* [SET PROBLEM] Report how many lines in the records hold the string "Leopardstown"; give the number and nothing else.

Saved data entries:

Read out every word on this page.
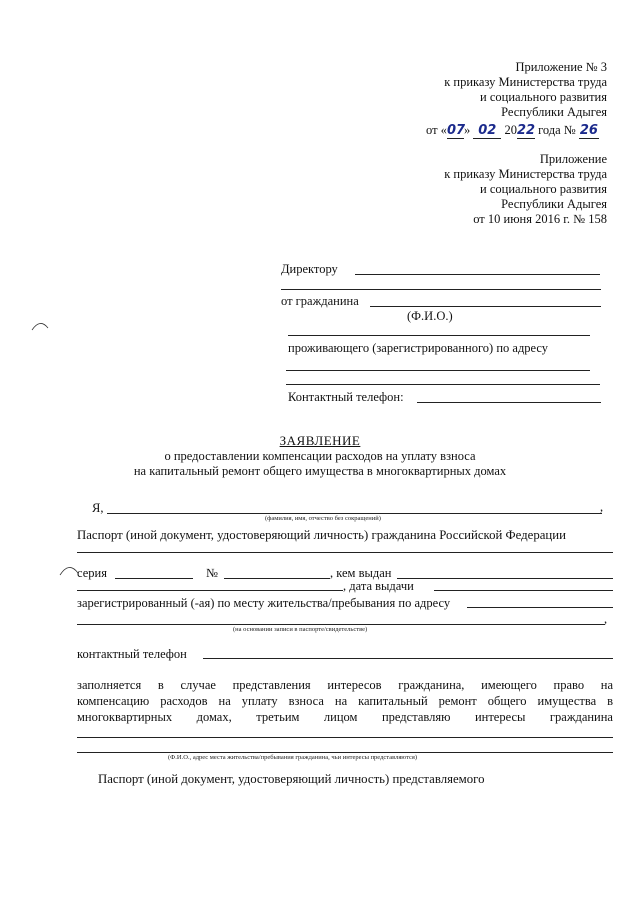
Приложение № 3
к приказу Министерства труда
и социального развития
Республики Адыгея
от «07» 02 2022 года № 26
Приложение
к приказу Министерства труда
и социального развития
Республики Адыгея
от 10 июня 2016 г. № 158
Директору
от гражданина
(Ф.И.О.)
проживающего (зарегистрированного) по адресу
Контактный телефон:
ЗАЯВЛЕНИЕ
о предоставлении компенсации расходов на уплату взноса
на капитальный ремонт общего имущества в многоквартирных домах
Я,	,
(фамилия, имя, отчество без сокращений)
Паспорт (иной документ, удостоверяющий личность) гражданина Российской Федерации
серия	№	, кем выдан
, дата выдачи
зарегистрированный (-ая) по месту жительства/пребывания по адресу
,
(на основании записи в паспорте/свидетельстве)
контактный телефон
заполняется в случае представления интересов гражданина, имеющего право на
компенсацию расходов на уплату взноса на капитальный ремонт общего имущества в
многоквартирных домах, третьим лицом представляю интересы гражданина
(Ф.И.О., адрес места жительства/пребывания гражданина, чьи интересы представляются)
Паспорт (иной документ, удостоверяющий личность) представляемого
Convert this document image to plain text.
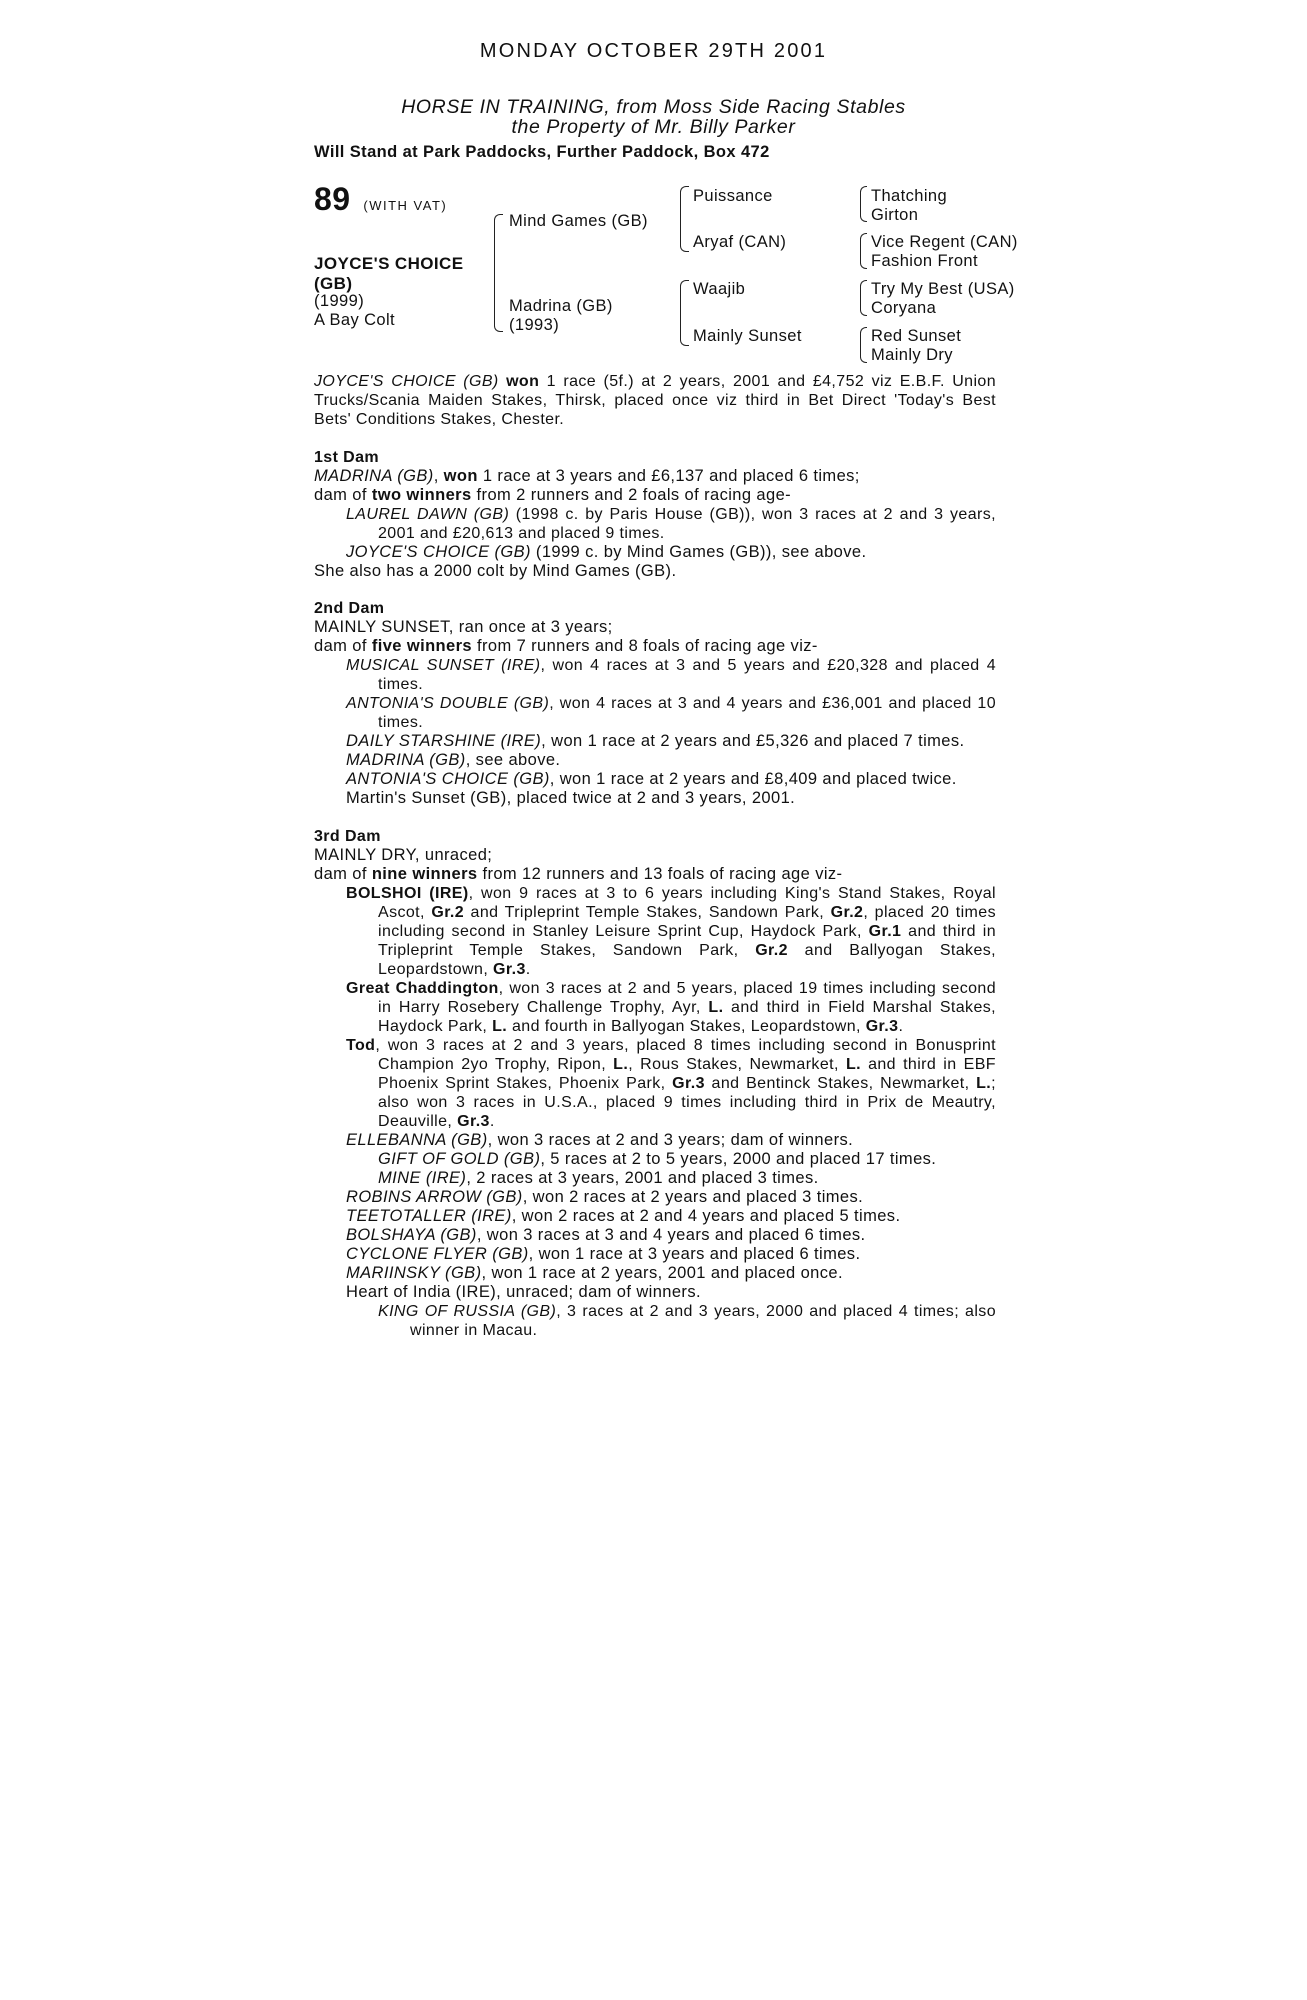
MONDAY OCTOBER 29TH 2001
HORSE IN TRAINING, from Moss Side Racing Stables
the Property of Mr. Billy Parker
Will Stand at Park Paddocks, Further Paddock, Box 472
89 (WITH VAT)
JOYCE'S CHOICE
(GB)
(1999)
A Bay Colt
Mind Games (GB)
Madrina (GB)
(1993)
Puissance
Aryaf (CAN)
Waajib
Mainly Sunset
Thatching
Girton
Vice Regent (CAN)
Fashion Front
Try My Best (USA)
Coryana
Red Sunset
Mainly Dry
JOYCE'S CHOICE (GB) won 1 race (5f.) at 2 years, 2001 and £4,752 viz E.B.F. Union Trucks/Scania Maiden Stakes, Thirsk, placed once viz third in Bet Direct 'Today's Best Bets' Conditions Stakes, Chester.
1st Dam
MADRINA (GB), won 1 race at 3 years and £6,137 and placed 6 times;
dam of two winners from 2 runners and 2 foals of racing age-
LAUREL DAWN (GB) (1998 c. by Paris House (GB)), won 3 races at 2 and 3 years, 2001 and £20,613 and placed 9 times.
JOYCE'S CHOICE (GB) (1999 c. by Mind Games (GB)), see above.
She also has a 2000 colt by Mind Games (GB).
2nd Dam
MAINLY SUNSET, ran once at 3 years;
dam of five winners from 7 runners and 8 foals of racing age viz-
MUSICAL SUNSET (IRE), won 4 races at 3 and 5 years and £20,328 and placed 4 times.
ANTONIA'S DOUBLE (GB), won 4 races at 3 and 4 years and £36,001 and placed 10 times.
DAILY STARSHINE (IRE), won 1 race at 2 years and £5,326 and placed 7 times.
MADRINA (GB), see above.
ANTONIA'S CHOICE (GB), won 1 race at 2 years and £8,409 and placed twice.
Martin's Sunset (GB), placed twice at 2 and 3 years, 2001.
3rd Dam
MAINLY DRY, unraced;
dam of nine winners from 12 runners and 13 foals of racing age viz-
BOLSHOI (IRE), won 9 races at 3 to 6 years including King's Stand Stakes, Royal Ascot, Gr.2 and Tripleprint Temple Stakes, Sandown Park, Gr.2, placed 20 times including second in Stanley Leisure Sprint Cup, Haydock Park, Gr.1 and third in Tripleprint Temple Stakes, Sandown Park, Gr.2 and Ballyogan Stakes, Leopardstown, Gr.3.
Great Chaddington, won 3 races at 2 and 5 years, placed 19 times including second in Harry Rosebery Challenge Trophy, Ayr, L. and third in Field Marshal Stakes, Haydock Park, L. and fourth in Ballyogan Stakes, Leopardstown, Gr.3.
Tod, won 3 races at 2 and 3 years, placed 8 times including second in Bonusprint Champion 2yo Trophy, Ripon, L., Rous Stakes, Newmarket, L. and third in EBF Phoenix Sprint Stakes, Phoenix Park, Gr.3 and Bentinck Stakes, Newmarket, L.; also won 3 races in U.S.A., placed 9 times including third in Prix de Meautry, Deauville, Gr.3.
ELLEBANNA (GB), won 3 races at 2 and 3 years; dam of winners.
GIFT OF GOLD (GB), 5 races at 2 to 5 years, 2000 and placed 17 times.
MINE (IRE), 2 races at 3 years, 2001 and placed 3 times.
ROBINS ARROW (GB), won 2 races at 2 years and placed 3 times.
TEETOTALLER (IRE), won 2 races at 2 and 4 years and placed 5 times.
BOLSHAYA (GB), won 3 races at 3 and 4 years and placed 6 times.
CYCLONE FLYER (GB), won 1 race at 3 years and placed 6 times.
MARIINSKY (GB), won 1 race at 2 years, 2001 and placed once.
Heart of India (IRE), unraced; dam of winners.
KING OF RUSSIA (GB), 3 races at 2 and 3 years, 2000 and placed 4 times; also winner in Macau.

* [SOLUTION TO THIS PROBLEM] 2